**GOAL:** Copy every entry word for word. Skip the pictures.

━━━

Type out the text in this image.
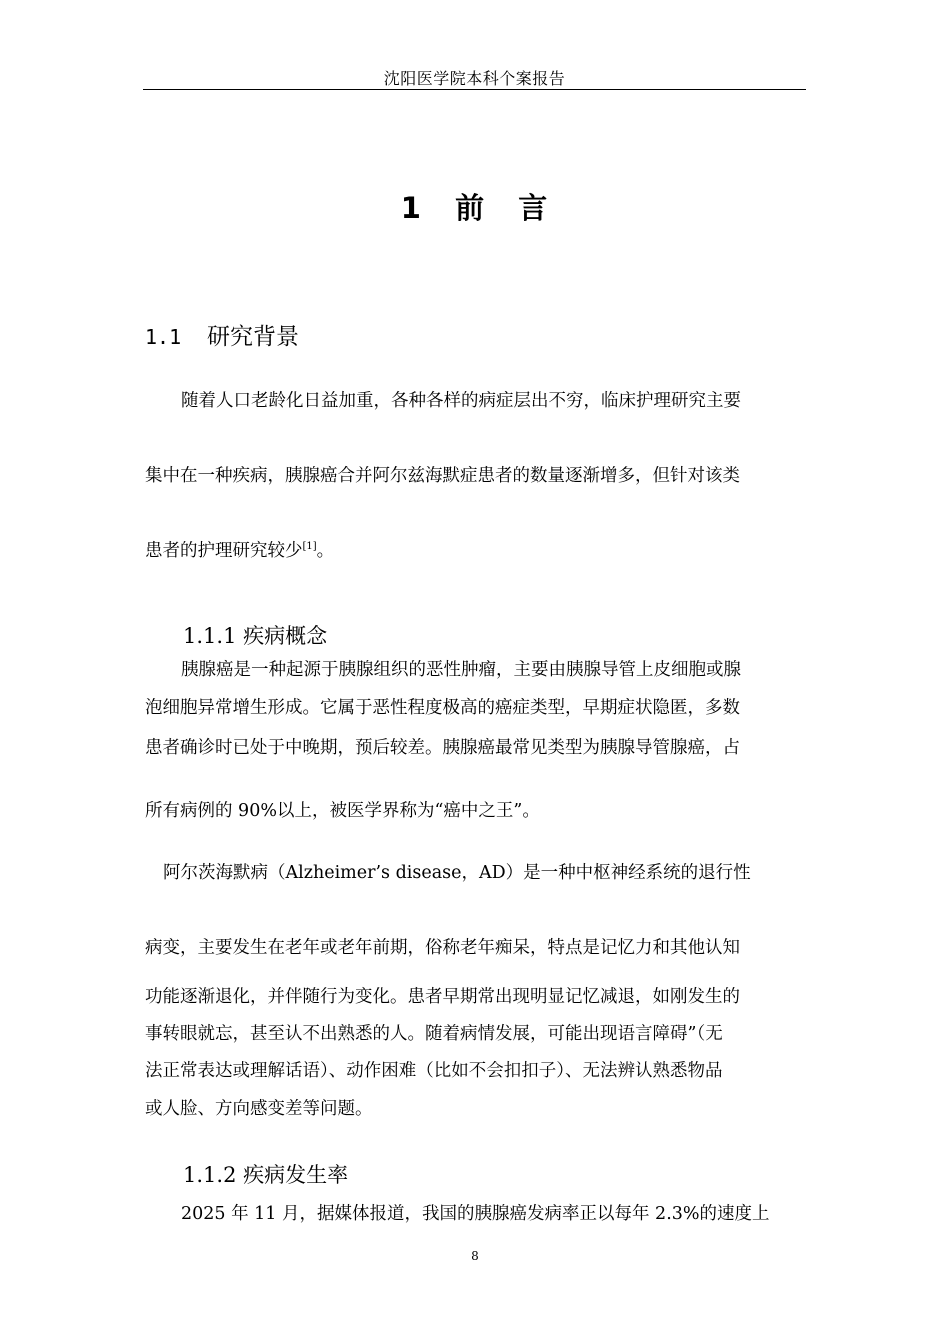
沈阳医学院本科个案报告
1 前 言
1.1 研究背景
随着人口老龄化日益加重，各种各样的病症层出不穷，临床护理研究主要
集中在一种疾病，胰腺癌合并阿尔兹海默症患者的数量逐渐增多，但针对该类
患者的护理研究较少[1]。
1.1.1 疾病概念
胰腺癌是一种起源于胰腺组织的恶性肿瘤，主要由胰腺导管上皮细胞或腺
泡细胞异常增生形成。它属于恶性程度极高的癌症类型，早期症状隐匿，多数
患者确诊时已处于中晚期，预后较差。胰腺癌最常见类型为胰腺导管腺癌，占
所有病例的 90%以上，被医学界称为“癌中之王”。
阿尔茨海默病（Alzheimer’s disease，AD）是一种中枢神经系统的退行性
病变，主要发生在老年或老年前期，俗称老年痴呆，特点是记忆力和其他认知
功能逐渐退化，并伴随行为变化。患者早期常出现明显记忆减退，如刚发生的
事转眼就忘，甚至认不出熟悉的人。随着病情发展，可能出现语言障碍”（无
法正常表达或理解话语）、动作困难（比如不会扣扣子）、无法辨认熟悉物品
或人脸、方向感变差等问题。
1.1.2 疾病发生率
2025 年 11 月，据媒体报道，我国的胰腺癌发病率正以每年 2.3%的速度上
8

━━━

**EXPECTED OUTPUT:**
Type out the text in this image.
沈阳医学院本科个案报告
1 前 言
1.1 研究背景
随着人口老龄化日益加重，各种各样的病症层出不穷，临床护理研究主要
集中在一种疾病，胰腺癌合并阿尔兹海默症患者的数量逐渐增多，但针对该类
患者的护理研究较少[1]。
1.1.1 疾病概念
胰腺癌是一种起源于胰腺组织的恶性肿瘤，主要由胰腺导管上皮细胞或腺
泡细胞异常增生形成。它属于恶性程度极高的癌症类型，早期症状隐匿，多数
患者确诊时已处于中晚期，预后较差。胰腺癌最常见类型为胰腺导管腺癌，占
所有病例的 90%以上，被医学界称为“癌中之王”。
阿尔茨海默病（Alzheimer’s disease，AD）是一种中枢神经系统的退行性
病变，主要发生在老年或老年前期，俗称老年痴呆，特点是记忆力和其他认知
功能逐渐退化，并伴随行为变化。患者早期常出现明显记忆减退，如刚发生的
事转眼就忘，甚至认不出熟悉的人。随着病情发展，可能出现语言障碍”（无
法正常表达或理解话语）、动作困难（比如不会扣扣子）、无法辨认熟悉物品
或人脸、方向感变差等问题。
1.1.2 疾病发生率
2025 年 11 月，据媒体报道，我国的胰腺癌发病率正以每年 2.3%的速度上
8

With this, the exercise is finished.